┌─ Records for this task
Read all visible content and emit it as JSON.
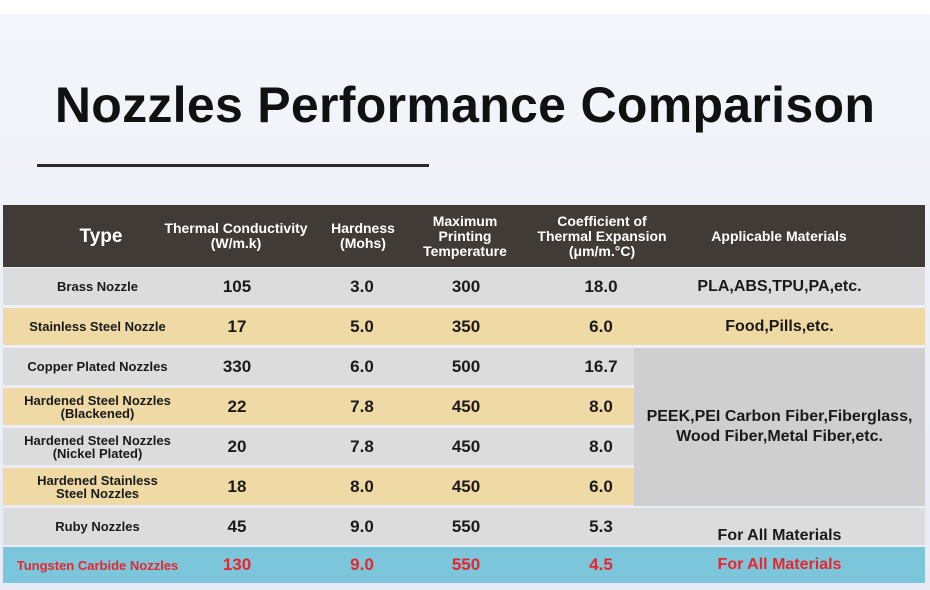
{
  "title": "Nozzles Performance Comparison",
  "header": {
    "type": "Type",
    "conductivity": "Thermal Conductivity\n(W/m.k)",
    "hardness": "Hardness\n(Mohs)",
    "temperature": "Maximum\nPrinting\nTemperature",
    "expansion": "Coefficient of\nThermal Expansion\n(μm/m.°C)",
    "materials": "Applicable Materials"
  },
  "rows": [
    {
      "name": "Brass Nozzle",
      "conductivity": "105",
      "hardness": "3.0",
      "temperature": "300",
      "expansion": "18.0",
      "materials": "PLA,ABS,TPU,PA,etc."
    },
    {
      "name": "Stainless Steel Nozzle",
      "conductivity": "17",
      "hardness": "5.0",
      "temperature": "350",
      "expansion": "6.0",
      "materials": "Food,Pills,etc."
    },
    {
      "name": "Copper Plated Nozzles",
      "conductivity": "330",
      "hardness": "6.0",
      "temperature": "500",
      "expansion": "16.7"
    },
    {
      "name": "Hardened Steel Nozzles\n(Blackened)",
      "conductivity": "22",
      "hardness": "7.8",
      "temperature": "450",
      "expansion": "8.0"
    },
    {
      "name": "Hardened Steel Nozzles\n(Nickel Plated)",
      "conductivity": "20",
      "hardness": "7.8",
      "temperature": "450",
      "expansion": "8.0"
    },
    {
      "name": "Hardened Stainless\nSteel Nozzles",
      "conductivity": "18",
      "hardness": "8.0",
      "temperature": "450",
      "expansion": "6.0"
    },
    {
      "name": "Ruby Nozzles",
      "conductivity": "45",
      "hardness": "9.0",
      "temperature": "550",
      "expansion": "5.3",
      "materials": "For All Materials"
    },
    {
      "name": "Tungsten Carbide Nozzles",
      "conductivity": "130",
      "hardness": "9.0",
      "temperature": "550",
      "expansion": "4.5",
      "materials": "For All Materials"
    }
  ],
  "merged_materials": {
    "line1": "PEEK,PEI Carbon Fiber,Fiberglass,",
    "line2": "Wood Fiber,Metal Fiber,etc."
  },
  "colors": {
    "header_bg": "#403b37",
    "row_gray": "#dcdcdc",
    "row_tan": "#efd9a5",
    "row_highlight": "#7cc6dc",
    "highlight_text": "#e8262c"
  }
}
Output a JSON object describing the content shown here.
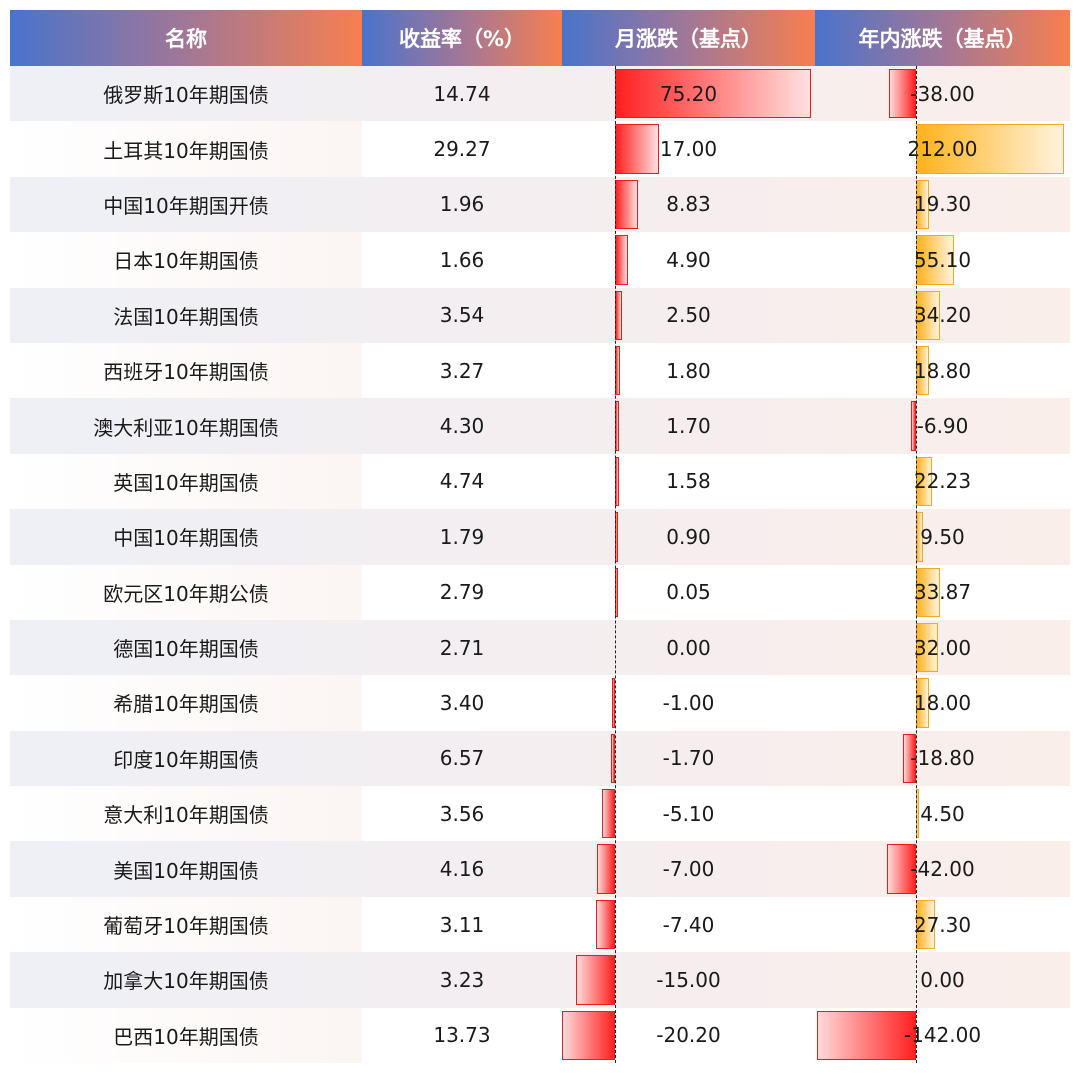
{
  "chart_data": {
    "type": "table",
    "columns": [
      "名称",
      "收益率（%）",
      "月涨跌（基点）",
      "年内涨跌（基点）"
    ],
    "rows": [
      {
        "name": "俄罗斯10年期国债",
        "yield": "14.74",
        "monthly": "75.20",
        "ytd": "-38.00"
      },
      {
        "name": "土耳其10年期国债",
        "yield": "29.27",
        "monthly": "17.00",
        "ytd": "212.00"
      },
      {
        "name": "中国10年期国开债",
        "yield": "1.96",
        "monthly": "8.83",
        "ytd": "19.30"
      },
      {
        "name": "日本10年期国债",
        "yield": "1.66",
        "monthly": "4.90",
        "ytd": "55.10"
      },
      {
        "name": "法国10年期国债",
        "yield": "3.54",
        "monthly": "2.50",
        "ytd": "34.20"
      },
      {
        "name": "西班牙10年期国债",
        "yield": "3.27",
        "monthly": "1.80",
        "ytd": "18.80"
      },
      {
        "name": "澳大利亚10年期国债",
        "yield": "4.30",
        "monthly": "1.70",
        "ytd": "-6.90"
      },
      {
        "name": "英国10年期国债",
        "yield": "4.74",
        "monthly": "1.58",
        "ytd": "22.23"
      },
      {
        "name": "中国10年期国债",
        "yield": "1.79",
        "monthly": "0.90",
        "ytd": "9.50"
      },
      {
        "name": "欧元区10年期公债",
        "yield": "2.79",
        "monthly": "0.05",
        "ytd": "33.87"
      },
      {
        "name": "德国10年期国债",
        "yield": "2.71",
        "monthly": "0.00",
        "ytd": "32.00"
      },
      {
        "name": "希腊10年期国债",
        "yield": "3.40",
        "monthly": "-1.00",
        "ytd": "18.00"
      },
      {
        "name": "印度10年期国债",
        "yield": "6.57",
        "monthly": "-1.70",
        "ytd": "-18.80"
      },
      {
        "name": "意大利10年期国债",
        "yield": "3.56",
        "monthly": "-5.10",
        "ytd": "4.50"
      },
      {
        "name": "美国10年期国债",
        "yield": "4.16",
        "monthly": "-7.00",
        "ytd": "-42.00"
      },
      {
        "name": "葡萄牙10年期国债",
        "yield": "3.11",
        "monthly": "-7.40",
        "ytd": "27.30"
      },
      {
        "name": "加拿大10年期国债",
        "yield": "3.23",
        "monthly": "-15.00",
        "ytd": "0.00"
      },
      {
        "name": "巴西10年期国债",
        "yield": "13.73",
        "monthly": "-20.20",
        "ytd": "-142.00"
      }
    ],
    "colors": {
      "header_start": "#4a73cc",
      "header_end": "#f77f4f",
      "monthly_bar": "#ff2020",
      "ytd_positive_bar": "#ffb21a",
      "ytd_negative_bar": "#ff2020"
    }
  }
}
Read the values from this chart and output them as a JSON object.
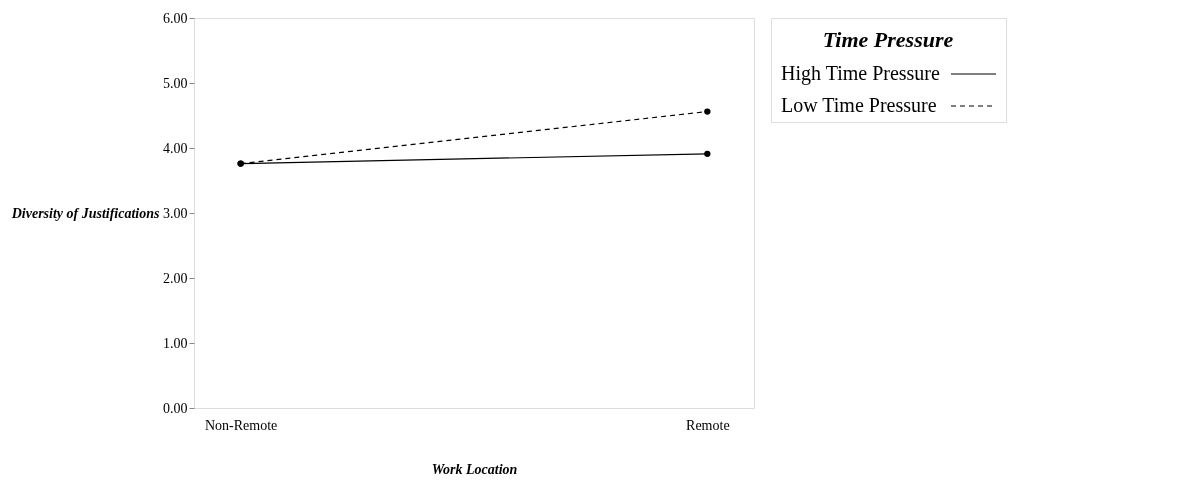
{
  "chart_data": {
    "type": "line",
    "xlabel": "Work Location",
    "ylabel": "Diversity of Justifications",
    "legend_title": "Time Pressure",
    "categories": [
      "Non-Remote",
      "Remote"
    ],
    "series": [
      {
        "name": "High Time Pressure",
        "color": "#000000",
        "line_style": "solid",
        "values": [
          3.76,
          3.91
        ]
      },
      {
        "name": "Low Time Pressure",
        "color": "#000000",
        "line_style": "dashed",
        "values": [
          3.76,
          4.56
        ]
      }
    ],
    "ylim": [
      0,
      6
    ],
    "yticks": [
      {
        "value": 0,
        "label": "0.00"
      },
      {
        "value": 1,
        "label": "1.00"
      },
      {
        "value": 2,
        "label": "2.00"
      },
      {
        "value": 3,
        "label": "3.00"
      },
      {
        "value": 4,
        "label": "4.00"
      },
      {
        "value": 5,
        "label": "5.00"
      },
      {
        "value": 6,
        "label": "6.00"
      }
    ],
    "grid": false,
    "legend": "top right",
    "marker": "circle"
  }
}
└─
**Set task:**
From the entries above, list each line with "object" in it.

**Written reply:**
Output a JSON object describing the content shown here.
Read the values from this chart and output them as a JSON object.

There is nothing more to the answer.